== Records supplied ==

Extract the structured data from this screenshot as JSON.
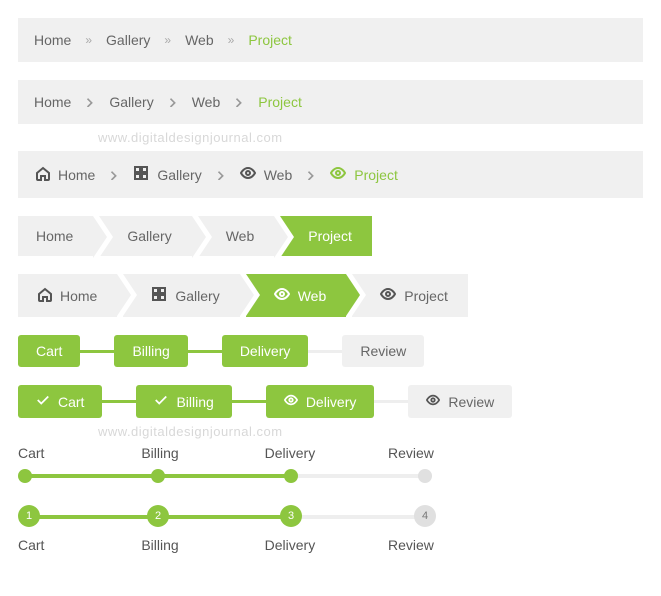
{
  "breadcrumb": {
    "items": [
      {
        "label": "Home",
        "icon": "home-icon"
      },
      {
        "label": "Gallery",
        "icon": "grid-icon"
      },
      {
        "label": "Web",
        "icon": "eye-icon"
      },
      {
        "label": "Project",
        "icon": "eye-icon"
      }
    ],
    "current_index": 3,
    "separators": {
      "raquo": "»",
      "chevron": ">"
    }
  },
  "arrow_nav_active_index": 3,
  "arrow_icon_nav_active_index": 2,
  "steps": {
    "items": [
      {
        "label": "Cart",
        "state": "done",
        "icon": "check-icon"
      },
      {
        "label": "Billing",
        "state": "done",
        "icon": "check-icon"
      },
      {
        "label": "Delivery",
        "state": "current",
        "icon": "eye-icon"
      },
      {
        "label": "Review",
        "state": "future",
        "icon": "eye-icon"
      }
    ],
    "progress_index": 2
  },
  "watermark": "www.digitaldesignjournal.com",
  "colors": {
    "accent": "#8dc63f",
    "muted_bg": "#f0f0f0",
    "text": "#666666"
  }
}
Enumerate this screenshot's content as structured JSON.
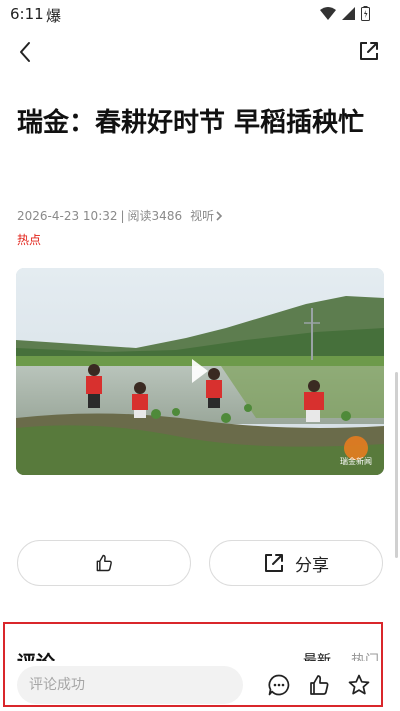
{
  "status_bar": {
    "time": "6:11",
    "flag": "爆"
  },
  "article": {
    "title": "瑞金：春耕好时节 早稻插秧忙",
    "date": "2026-4-23 10:32",
    "divider": "|",
    "reads": "阅读3486",
    "listen": "视听",
    "tag": "热点"
  },
  "video": {
    "watermark": "瑞金新闻"
  },
  "actions": {
    "share_label": "分享"
  },
  "comments": {
    "title": "评论",
    "sort_new": "最新",
    "sort_hot": "热门"
  },
  "bottom_bar": {
    "input_placeholder": "评论成功"
  },
  "icons": {
    "back": "chevron-left-icon",
    "share_top": "share-icon",
    "like": "thumbs-up-icon",
    "comment": "comment-icon",
    "favorite": "star-icon"
  },
  "colors": {
    "hot_tag": "#e2231a",
    "highlight": "#d9262b",
    "accent_text": "#111111"
  }
}
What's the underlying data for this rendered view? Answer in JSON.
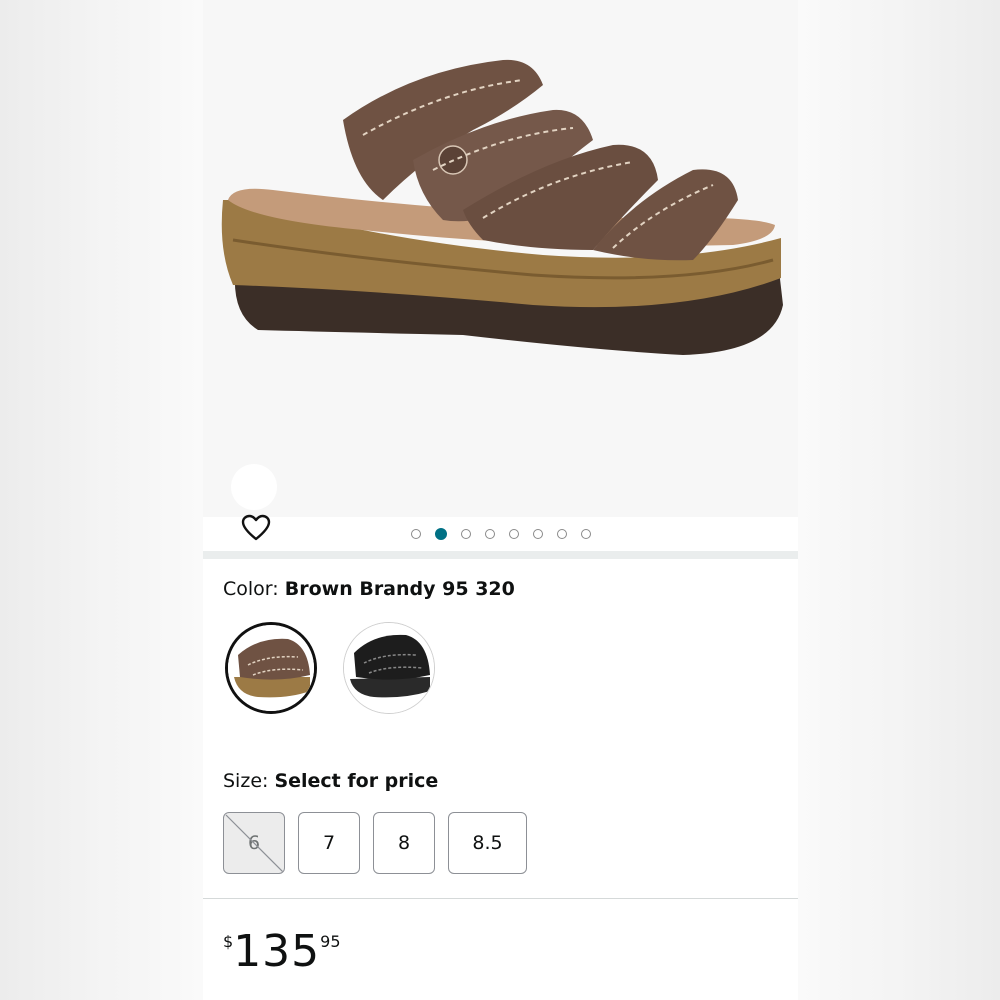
{
  "product": {
    "color_label": "Color:",
    "color_value": "Brown Brandy 95 320",
    "size_label": "Size:",
    "size_value": "Select for price",
    "image_carousel": {
      "total": 8,
      "active_index": 1
    },
    "swatches": [
      {
        "name": "brown-swatch",
        "color": "#6f5243",
        "selected": true
      },
      {
        "name": "black-swatch",
        "color": "#1d1d1d",
        "selected": false
      }
    ],
    "sizes": [
      {
        "label": "6",
        "available": false
      },
      {
        "label": "7",
        "available": true
      },
      {
        "label": "8",
        "available": true
      },
      {
        "label": "8.5",
        "available": true
      }
    ],
    "price": {
      "symbol": "$",
      "whole": "135",
      "fraction": "95"
    }
  },
  "icons": {
    "wishlist": "heart-outline-icon"
  },
  "colors": {
    "accent": "#007185",
    "text": "#0f1111",
    "border": "#8d9096"
  }
}
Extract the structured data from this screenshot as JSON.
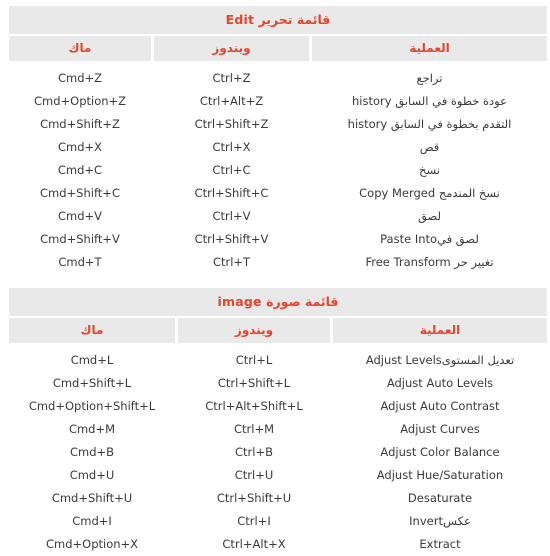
{
  "theme": {
    "page_background": "#ffffff",
    "header_background": "#e9e9e9",
    "header_text_color": "#e8432b",
    "body_text_color": "#3a3a3a"
  },
  "tables": [
    {
      "id": "edit-menu",
      "title": "قائمة تحرير Edit",
      "columns": [
        {
          "key": "mac",
          "label": "ماك"
        },
        {
          "key": "windows",
          "label": "ويندوز"
        },
        {
          "key": "operation",
          "label": "العملية"
        }
      ],
      "rows": [
        {
          "mac": "Cmd+Z",
          "windows": "Ctrl+Z",
          "operation": "تراجع"
        },
        {
          "mac": "Cmd+Option+Z",
          "windows": "Ctrl+Alt+Z",
          "operation": "عودة خطوة في السابق history"
        },
        {
          "mac": "Cmd+Shift+Z",
          "windows": "Ctrl+Shift+Z",
          "operation": "التقدم بخطوة في السابق history"
        },
        {
          "mac": "Cmd+X",
          "windows": "Ctrl+X",
          "operation": "قص"
        },
        {
          "mac": "Cmd+C",
          "windows": "Ctrl+C",
          "operation": "نسخ"
        },
        {
          "mac": "Cmd+Shift+C",
          "windows": "Ctrl+Shift+C",
          "operation": "نسخ المندمج Copy Merged"
        },
        {
          "mac": "Cmd+V",
          "windows": "Ctrl+V",
          "operation": "لصق"
        },
        {
          "mac": "Cmd+Shift+V",
          "windows": "Ctrl+Shift+V",
          "operation": "لصق فيPaste Into"
        },
        {
          "mac": "Cmd+T",
          "windows": "Ctrl+T",
          "operation": "تغيير حر Free Transform"
        }
      ]
    },
    {
      "id": "image-menu",
      "title": "قائمة صورة image",
      "columns": [
        {
          "key": "mac",
          "label": "ماك"
        },
        {
          "key": "windows",
          "label": "ويندوز"
        },
        {
          "key": "operation",
          "label": "العملية"
        }
      ],
      "rows": [
        {
          "mac": "Cmd+L",
          "windows": "Ctrl+L",
          "operation": "تعديل المستوىAdjust Levels"
        },
        {
          "mac": "Cmd+Shift+L",
          "windows": "Ctrl+Shift+L",
          "operation": "Adjust Auto Levels"
        },
        {
          "mac": "Cmd+Option+Shift+L",
          "windows": "Ctrl+Alt+Shift+L",
          "operation": "Adjust Auto Contrast"
        },
        {
          "mac": "Cmd+M",
          "windows": "Ctrl+M",
          "operation": "Adjust Curves"
        },
        {
          "mac": "Cmd+B",
          "windows": "Ctrl+B",
          "operation": "Adjust Color Balance"
        },
        {
          "mac": "Cmd+U",
          "windows": "Ctrl+U",
          "operation": "Adjust Hue/Saturation"
        },
        {
          "mac": "Cmd+Shift+U",
          "windows": "Ctrl+Shift+U",
          "operation": "Desaturate"
        },
        {
          "mac": "Cmd+I",
          "windows": "Ctrl+I",
          "operation": "عكسInvert"
        },
        {
          "mac": "Cmd+Option+X",
          "windows": "Ctrl+Alt+X",
          "operation": "Extract"
        }
      ]
    }
  ]
}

===

Return the listing above unchanged, apart from dropping its pictures.

- Written answer -
Extract the structured data from this screenshot as JSON.
{
  "breadcrumb": {
    "items": [
      {
        "label": "Home",
        "icon": "home-icon"
      },
      {
        "label": "Gallery",
        "icon": "grid-icon"
      },
      {
        "label": "Web",
        "icon": "eye-icon"
      },
      {
        "label": "Project",
        "icon": "eye-icon"
      }
    ],
    "current_index": 3,
    "separators": {
      "raquo": "»",
      "chevron": ">"
    }
  },
  "arrow_nav_active_index": 3,
  "arrow_icon_nav_active_index": 2,
  "steps": {
    "items": [
      {
        "label": "Cart",
        "state": "done",
        "icon": "check-icon"
      },
      {
        "label": "Billing",
        "state": "done",
        "icon": "check-icon"
      },
      {
        "label": "Delivery",
        "state": "current",
        "icon": "eye-icon"
      },
      {
        "label": "Review",
        "state": "future",
        "icon": "eye-icon"
      }
    ],
    "progress_index": 2
  },
  "watermark": "www.digitaldesignjournal.com",
  "colors": {
    "accent": "#8dc63f",
    "muted_bg": "#f0f0f0",
    "text": "#666666"
  }
}
Enumerate this screenshot's content as structured JSON.
{
  "status_bar": {
    "time": "6:11",
    "flag": "爆"
  },
  "article": {
    "title": "瑞金：春耕好时节 早稻插秧忙",
    "date": "2026-4-23 10:32",
    "divider": "|",
    "reads": "阅读3486",
    "listen": "视听",
    "tag": "热点"
  },
  "video": {
    "watermark": "瑞金新闻"
  },
  "actions": {
    "share_label": "分享"
  },
  "comments": {
    "title": "评论",
    "sort_new": "最新",
    "sort_hot": "热门"
  },
  "bottom_bar": {
    "input_placeholder": "评论成功"
  },
  "icons": {
    "back": "chevron-left-icon",
    "share_top": "share-icon",
    "like": "thumbs-up-icon",
    "comment": "comment-icon",
    "favorite": "star-icon"
  },
  "colors": {
    "hot_tag": "#e2231a",
    "highlight": "#d9262b",
    "accent_text": "#111111"
  }
}
What's the underlying data for this rendered view? Answer in JSON.
{
  "product": {
    "color_label": "Color:",
    "color_value": "Brown Brandy 95 320",
    "size_label": "Size:",
    "size_value": "Select for price",
    "image_carousel": {
      "total": 8,
      "active_index": 1
    },
    "swatches": [
      {
        "name": "brown-swatch",
        "color": "#6f5243",
        "selected": true
      },
      {
        "name": "black-swatch",
        "color": "#1d1d1d",
        "selected": false
      }
    ],
    "sizes": [
      {
        "label": "6",
        "available": false
      },
      {
        "label": "7",
        "available": true
      },
      {
        "label": "8",
        "available": true
      },
      {
        "label": "8.5",
        "available": true
      }
    ],
    "price": {
      "symbol": "$",
      "whole": "135",
      "fraction": "95"
    }
  },
  "icons": {
    "wishlist": "heart-outline-icon"
  },
  "colors": {
    "accent": "#007185",
    "text": "#0f1111",
    "border": "#8d9096"
  }
}
Extract the structured data from this screenshot as JSON.
{
  "theme": {
    "page_background": "#ffffff",
    "header_background": "#e9e9e9",
    "header_text_color": "#e8432b",
    "body_text_color": "#3a3a3a"
  },
  "tables": [
    {
      "id": "edit-menu",
      "title": "قائمة تحرير Edit",
      "columns": [
        {
          "key": "mac",
          "label": "ماك"
        },
        {
          "key": "windows",
          "label": "ويندوز"
        },
        {
          "key": "operation",
          "label": "العملية"
        }
      ],
      "rows": [
        {
          "mac": "Cmd+Z",
          "windows": "Ctrl+Z",
          "operation": "تراجع"
        },
        {
          "mac": "Cmd+Option+Z",
          "windows": "Ctrl+Alt+Z",
          "operation": "عودة خطوة في السابق history"
        },
        {
          "mac": "Cmd+Shift+Z",
          "windows": "Ctrl+Shift+Z",
          "operation": "التقدم بخطوة في السابق history"
        },
        {
          "mac": "Cmd+X",
          "windows": "Ctrl+X",
          "operation": "قص"
        },
        {
          "mac": "Cmd+C",
          "windows": "Ctrl+C",
          "operation": "نسخ"
        },
        {
          "mac": "Cmd+Shift+C",
          "windows": "Ctrl+Shift+C",
          "operation": "نسخ المندمج Copy Merged"
        },
        {
          "mac": "Cmd+V",
          "windows": "Ctrl+V",
          "operation": "لصق"
        },
        {
          "mac": "Cmd+Shift+V",
          "windows": "Ctrl+Shift+V",
          "operation": "لصق فيPaste Into"
        },
        {
          "mac": "Cmd+T",
          "windows": "Ctrl+T",
          "operation": "تغيير حر Free Transform"
        }
      ]
    },
    {
      "id": "image-menu",
      "title": "قائمة صورة image",
      "columns": [
        {
          "key": "mac",
          "label": "ماك"
        },
        {
          "key": "windows",
          "label": "ويندوز"
        },
        {
          "key": "operation",
          "label": "العملية"
        }
      ],
      "rows": [
        {
          "mac": "Cmd+L",
          "windows": "Ctrl+L",
          "operation": "تعديل المستوىAdjust Levels"
        },
        {
          "mac": "Cmd+Shift+L",
          "windows": "Ctrl+Shift+L",
          "operation": "Adjust Auto Levels"
        },
        {
          "mac": "Cmd+Option+Shift+L",
          "windows": "Ctrl+Alt+Shift+L",
          "operation": "Adjust Auto Contrast"
        },
        {
          "mac": "Cmd+M",
          "windows": "Ctrl+M",
          "operation": "Adjust Curves"
        },
        {
          "mac": "Cmd+B",
          "windows": "Ctrl+B",
          "operation": "Adjust Color Balance"
        },
        {
          "mac": "Cmd+U",
          "windows": "Ctrl+U",
          "operation": "Adjust Hue/Saturation"
        },
        {
          "mac": "Cmd+Shift+U",
          "windows": "Ctrl+Shift+U",
          "operation": "Desaturate"
        },
        {
          "mac": "Cmd+I",
          "windows": "Ctrl+I",
          "operation": "عكسInvert"
        },
        {
          "mac": "Cmd+Option+X",
          "windows": "Ctrl+Alt+X",
          "operation": "Extract"
        }
      ]
    }
  ]
}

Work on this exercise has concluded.